-- STATED GOAL --
Express the material from the line containing "Find all labels, buttons, inputs, and" up to and including the line containing "colorbar-segment [1221,213,1249,243]" as a JSON list of strings, with one string per line and blank lines omitted.

-- SOURCE RECORDS --

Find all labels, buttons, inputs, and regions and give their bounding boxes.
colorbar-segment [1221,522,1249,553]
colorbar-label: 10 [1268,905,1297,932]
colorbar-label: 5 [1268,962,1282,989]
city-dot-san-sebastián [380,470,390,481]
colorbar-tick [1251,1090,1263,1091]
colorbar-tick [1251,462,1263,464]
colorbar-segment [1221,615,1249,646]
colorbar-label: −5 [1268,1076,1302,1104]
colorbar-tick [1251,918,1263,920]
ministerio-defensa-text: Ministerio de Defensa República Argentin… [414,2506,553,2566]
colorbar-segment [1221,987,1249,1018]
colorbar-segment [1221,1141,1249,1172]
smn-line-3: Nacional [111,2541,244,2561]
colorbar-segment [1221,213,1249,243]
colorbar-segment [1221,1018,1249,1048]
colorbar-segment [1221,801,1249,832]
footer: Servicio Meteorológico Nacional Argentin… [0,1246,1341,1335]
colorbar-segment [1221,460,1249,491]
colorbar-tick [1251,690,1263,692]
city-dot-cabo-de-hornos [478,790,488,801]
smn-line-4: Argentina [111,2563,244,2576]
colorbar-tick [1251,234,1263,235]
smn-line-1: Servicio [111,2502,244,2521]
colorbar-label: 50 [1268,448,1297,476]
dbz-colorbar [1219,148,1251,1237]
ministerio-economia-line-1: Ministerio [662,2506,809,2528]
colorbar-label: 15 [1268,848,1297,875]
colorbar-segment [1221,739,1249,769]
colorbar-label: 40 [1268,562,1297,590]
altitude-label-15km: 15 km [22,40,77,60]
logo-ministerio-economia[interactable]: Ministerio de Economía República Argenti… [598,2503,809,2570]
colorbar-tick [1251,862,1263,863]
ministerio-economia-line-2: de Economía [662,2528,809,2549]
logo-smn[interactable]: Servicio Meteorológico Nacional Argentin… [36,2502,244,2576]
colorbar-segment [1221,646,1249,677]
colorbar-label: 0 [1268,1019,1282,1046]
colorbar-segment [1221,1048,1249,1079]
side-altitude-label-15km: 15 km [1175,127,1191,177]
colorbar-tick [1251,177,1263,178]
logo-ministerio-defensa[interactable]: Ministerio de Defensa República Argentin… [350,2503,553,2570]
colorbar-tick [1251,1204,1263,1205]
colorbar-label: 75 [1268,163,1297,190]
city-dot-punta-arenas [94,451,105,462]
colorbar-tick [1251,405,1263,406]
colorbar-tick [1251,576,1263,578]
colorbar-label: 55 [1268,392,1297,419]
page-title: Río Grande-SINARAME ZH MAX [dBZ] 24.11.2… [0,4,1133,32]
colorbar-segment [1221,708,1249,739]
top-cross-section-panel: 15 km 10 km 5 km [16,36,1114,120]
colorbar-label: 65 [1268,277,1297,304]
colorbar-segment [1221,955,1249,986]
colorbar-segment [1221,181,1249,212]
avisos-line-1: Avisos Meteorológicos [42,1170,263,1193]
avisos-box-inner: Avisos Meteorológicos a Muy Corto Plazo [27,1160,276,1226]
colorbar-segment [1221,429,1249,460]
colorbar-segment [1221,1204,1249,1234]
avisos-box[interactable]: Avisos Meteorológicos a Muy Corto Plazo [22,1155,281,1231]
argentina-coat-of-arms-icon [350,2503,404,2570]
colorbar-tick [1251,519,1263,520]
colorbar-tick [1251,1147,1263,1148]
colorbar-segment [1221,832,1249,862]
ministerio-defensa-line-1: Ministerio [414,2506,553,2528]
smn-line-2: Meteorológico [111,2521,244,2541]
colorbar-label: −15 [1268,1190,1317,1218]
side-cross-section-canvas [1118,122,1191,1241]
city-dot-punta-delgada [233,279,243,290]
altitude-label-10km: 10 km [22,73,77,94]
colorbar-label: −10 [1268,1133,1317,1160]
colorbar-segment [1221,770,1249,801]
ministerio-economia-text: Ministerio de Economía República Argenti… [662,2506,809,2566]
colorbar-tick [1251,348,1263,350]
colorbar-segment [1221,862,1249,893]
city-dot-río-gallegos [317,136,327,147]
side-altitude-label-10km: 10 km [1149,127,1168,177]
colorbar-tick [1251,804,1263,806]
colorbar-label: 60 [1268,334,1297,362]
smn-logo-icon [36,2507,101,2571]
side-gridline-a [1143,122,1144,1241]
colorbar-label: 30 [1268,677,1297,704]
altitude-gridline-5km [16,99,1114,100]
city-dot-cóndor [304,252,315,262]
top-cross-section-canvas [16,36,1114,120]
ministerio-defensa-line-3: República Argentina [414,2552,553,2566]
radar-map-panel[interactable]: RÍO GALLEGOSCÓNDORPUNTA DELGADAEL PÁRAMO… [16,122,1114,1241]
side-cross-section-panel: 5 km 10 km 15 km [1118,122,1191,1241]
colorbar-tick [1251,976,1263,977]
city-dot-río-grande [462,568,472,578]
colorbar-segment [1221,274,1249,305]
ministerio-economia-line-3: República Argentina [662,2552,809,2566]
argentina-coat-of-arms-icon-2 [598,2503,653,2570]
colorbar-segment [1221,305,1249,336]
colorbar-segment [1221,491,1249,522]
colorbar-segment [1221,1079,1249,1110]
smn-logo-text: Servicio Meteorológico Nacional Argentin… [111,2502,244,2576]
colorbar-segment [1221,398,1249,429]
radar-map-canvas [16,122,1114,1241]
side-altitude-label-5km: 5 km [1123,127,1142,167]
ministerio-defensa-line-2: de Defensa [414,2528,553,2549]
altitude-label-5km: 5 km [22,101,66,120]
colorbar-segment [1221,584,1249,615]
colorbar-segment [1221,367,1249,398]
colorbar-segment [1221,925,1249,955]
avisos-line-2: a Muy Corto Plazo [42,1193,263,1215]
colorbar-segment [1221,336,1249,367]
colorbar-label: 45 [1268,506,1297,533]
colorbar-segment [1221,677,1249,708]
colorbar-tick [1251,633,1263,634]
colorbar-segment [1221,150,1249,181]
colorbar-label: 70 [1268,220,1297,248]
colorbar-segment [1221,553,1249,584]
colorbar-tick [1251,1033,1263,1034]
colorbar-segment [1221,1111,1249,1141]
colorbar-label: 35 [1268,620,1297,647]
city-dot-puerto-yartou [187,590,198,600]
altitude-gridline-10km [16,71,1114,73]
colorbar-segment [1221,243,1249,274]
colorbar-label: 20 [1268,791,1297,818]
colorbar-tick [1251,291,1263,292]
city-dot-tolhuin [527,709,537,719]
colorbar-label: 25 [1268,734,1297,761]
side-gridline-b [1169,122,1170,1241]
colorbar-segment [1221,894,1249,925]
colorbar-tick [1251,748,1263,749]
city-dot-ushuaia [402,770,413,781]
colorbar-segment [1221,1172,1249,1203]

---

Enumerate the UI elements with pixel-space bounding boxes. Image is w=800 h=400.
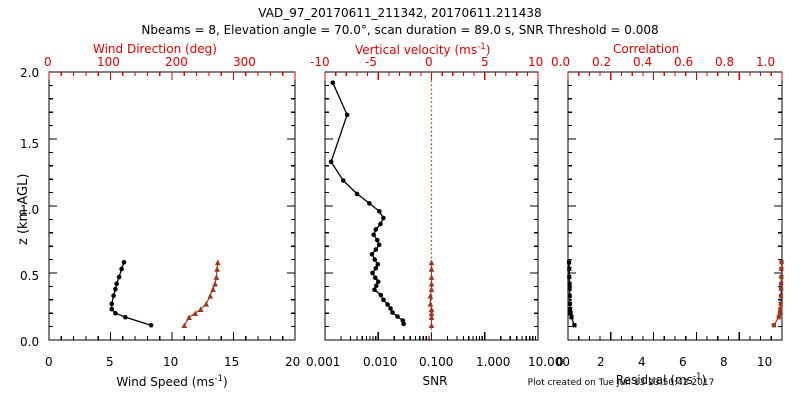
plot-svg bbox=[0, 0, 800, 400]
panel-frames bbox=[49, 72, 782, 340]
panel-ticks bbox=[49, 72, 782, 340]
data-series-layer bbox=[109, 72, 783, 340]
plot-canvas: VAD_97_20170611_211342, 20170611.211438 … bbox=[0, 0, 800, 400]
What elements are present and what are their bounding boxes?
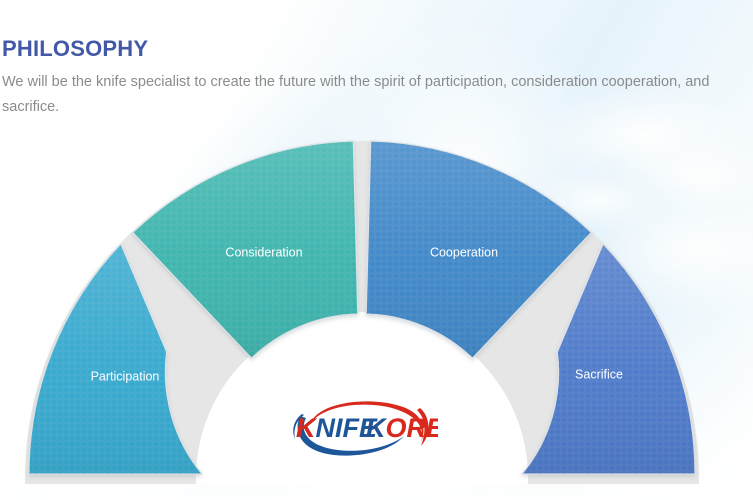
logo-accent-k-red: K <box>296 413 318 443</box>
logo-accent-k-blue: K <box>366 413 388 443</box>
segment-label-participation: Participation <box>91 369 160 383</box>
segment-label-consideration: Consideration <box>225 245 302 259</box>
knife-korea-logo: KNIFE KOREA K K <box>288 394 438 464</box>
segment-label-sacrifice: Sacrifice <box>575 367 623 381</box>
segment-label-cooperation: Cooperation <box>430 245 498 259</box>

-- THE OUTPUT --
[
  "Find all labels, buttons, inputs, and regions and give their bounding boxes.",
  "colorbar-segment [1221,522,1249,553]",
  "colorbar-label: 10 [1268,905,1297,932]",
  "colorbar-label: 5 [1268,962,1282,989]",
  "city-dot-san-sebastián [380,470,390,481]",
  "colorbar-tick [1251,1090,1263,1091]",
  "colorbar-tick [1251,462,1263,464]",
  "colorbar-segment [1221,615,1249,646]",
  "colorbar-label: −5 [1268,1076,1302,1104]",
  "colorbar-tick [1251,918,1263,920]",
  "ministerio-defensa-text: Ministerio de Defensa República Argentin… [414,2506,553,2566]",
  "colorbar-segment [1221,987,1249,1018]",
  "colorbar-segment [1221,1141,1249,1172]",
  "smn-line-3: Nacional [111,2541,244,2561]",
  "colorbar-segment [1221,213,1249,243]"
]